WORK REQUIRED: Locate and copy all lines bearing the word "JSON".

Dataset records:
━━━━━━━━━━━━━━━━━━━━━━━━━━━━━━
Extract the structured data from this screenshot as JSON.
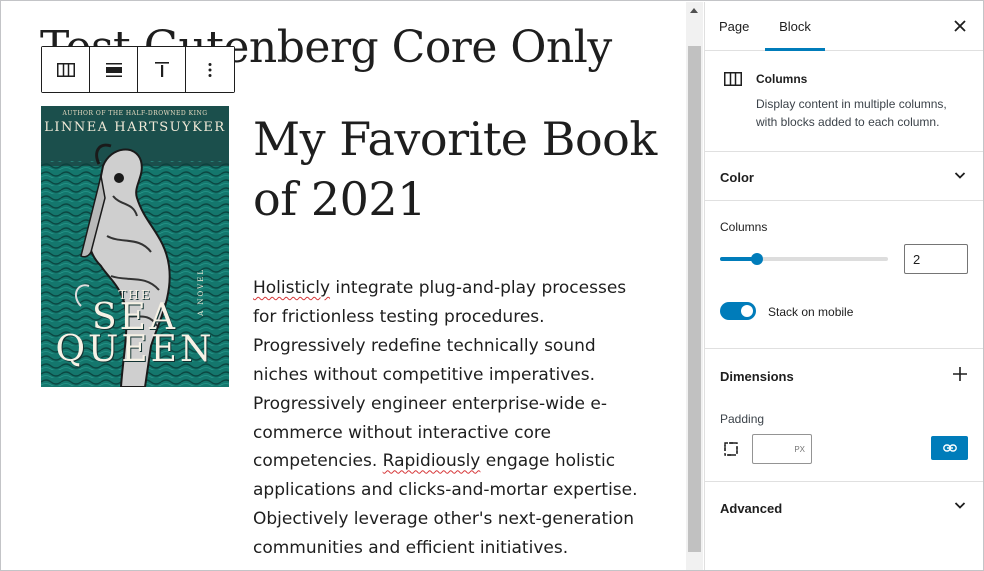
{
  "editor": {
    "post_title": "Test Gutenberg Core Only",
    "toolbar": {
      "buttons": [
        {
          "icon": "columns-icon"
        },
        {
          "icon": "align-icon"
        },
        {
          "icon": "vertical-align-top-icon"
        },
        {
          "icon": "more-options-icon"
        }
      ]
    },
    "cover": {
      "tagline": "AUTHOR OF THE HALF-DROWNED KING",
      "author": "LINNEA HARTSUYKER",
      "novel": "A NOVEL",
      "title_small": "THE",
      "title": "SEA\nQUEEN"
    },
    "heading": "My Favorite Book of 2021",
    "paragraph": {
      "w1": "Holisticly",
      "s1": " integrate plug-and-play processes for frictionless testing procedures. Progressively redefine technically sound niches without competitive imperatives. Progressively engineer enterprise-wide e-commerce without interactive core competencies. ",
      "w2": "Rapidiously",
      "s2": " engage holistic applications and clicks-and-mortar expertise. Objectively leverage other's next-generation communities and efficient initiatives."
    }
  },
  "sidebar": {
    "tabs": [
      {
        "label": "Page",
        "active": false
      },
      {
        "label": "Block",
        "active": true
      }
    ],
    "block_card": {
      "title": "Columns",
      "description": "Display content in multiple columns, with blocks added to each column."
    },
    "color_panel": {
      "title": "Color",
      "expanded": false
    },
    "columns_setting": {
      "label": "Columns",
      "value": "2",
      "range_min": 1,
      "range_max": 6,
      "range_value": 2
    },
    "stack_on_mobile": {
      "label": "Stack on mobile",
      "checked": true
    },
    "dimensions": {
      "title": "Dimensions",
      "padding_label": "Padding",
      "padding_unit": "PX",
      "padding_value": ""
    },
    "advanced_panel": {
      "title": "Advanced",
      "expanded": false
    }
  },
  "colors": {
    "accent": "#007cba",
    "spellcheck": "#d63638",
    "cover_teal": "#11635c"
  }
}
━━━━━━━━━━━━━━━━━━━━━━━━━━━━━━
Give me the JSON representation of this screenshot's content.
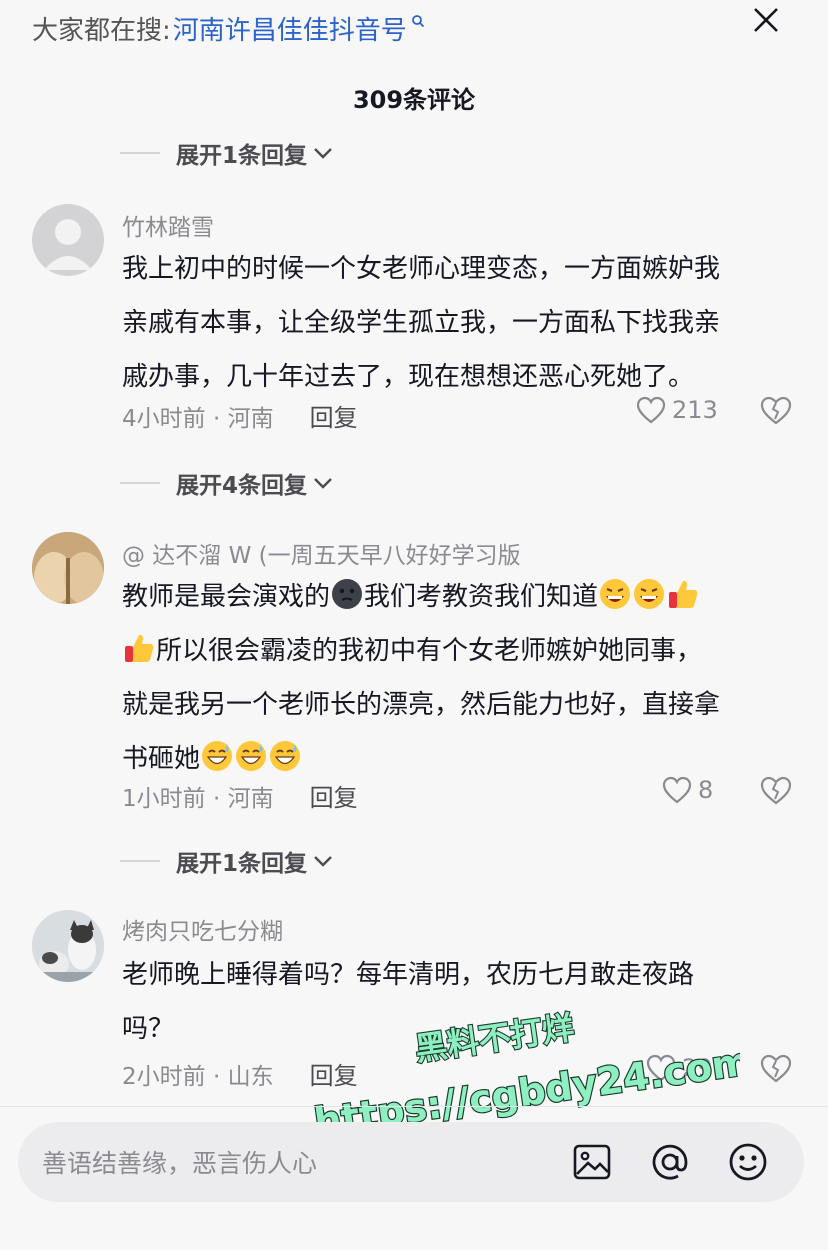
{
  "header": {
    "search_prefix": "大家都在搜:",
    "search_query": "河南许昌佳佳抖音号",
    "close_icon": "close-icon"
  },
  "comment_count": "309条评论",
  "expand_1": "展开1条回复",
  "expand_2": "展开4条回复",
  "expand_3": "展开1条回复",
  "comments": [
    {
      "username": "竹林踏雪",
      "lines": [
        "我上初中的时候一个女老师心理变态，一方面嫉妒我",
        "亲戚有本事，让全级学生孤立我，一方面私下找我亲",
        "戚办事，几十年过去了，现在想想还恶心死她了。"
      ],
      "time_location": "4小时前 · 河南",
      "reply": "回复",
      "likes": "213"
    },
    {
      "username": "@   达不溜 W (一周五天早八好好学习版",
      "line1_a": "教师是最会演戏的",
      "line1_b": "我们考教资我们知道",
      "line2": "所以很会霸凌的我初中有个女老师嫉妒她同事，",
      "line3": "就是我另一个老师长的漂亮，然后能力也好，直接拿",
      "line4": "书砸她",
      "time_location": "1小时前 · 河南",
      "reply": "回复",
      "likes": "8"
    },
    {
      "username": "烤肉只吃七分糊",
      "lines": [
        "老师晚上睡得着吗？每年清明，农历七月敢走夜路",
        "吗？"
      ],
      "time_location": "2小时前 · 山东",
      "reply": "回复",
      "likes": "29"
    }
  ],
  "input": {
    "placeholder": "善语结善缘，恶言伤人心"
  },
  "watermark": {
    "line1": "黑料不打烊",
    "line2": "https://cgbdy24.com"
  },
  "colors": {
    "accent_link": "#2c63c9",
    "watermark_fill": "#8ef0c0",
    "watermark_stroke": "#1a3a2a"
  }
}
━━━━━━━━━━━━━━━━━━━━━━━━━━━━━━
COMPLETE OUTPUT:
Extract the structured data from this screenshot as JSON.
Give me the JSON representation of this screenshot's content.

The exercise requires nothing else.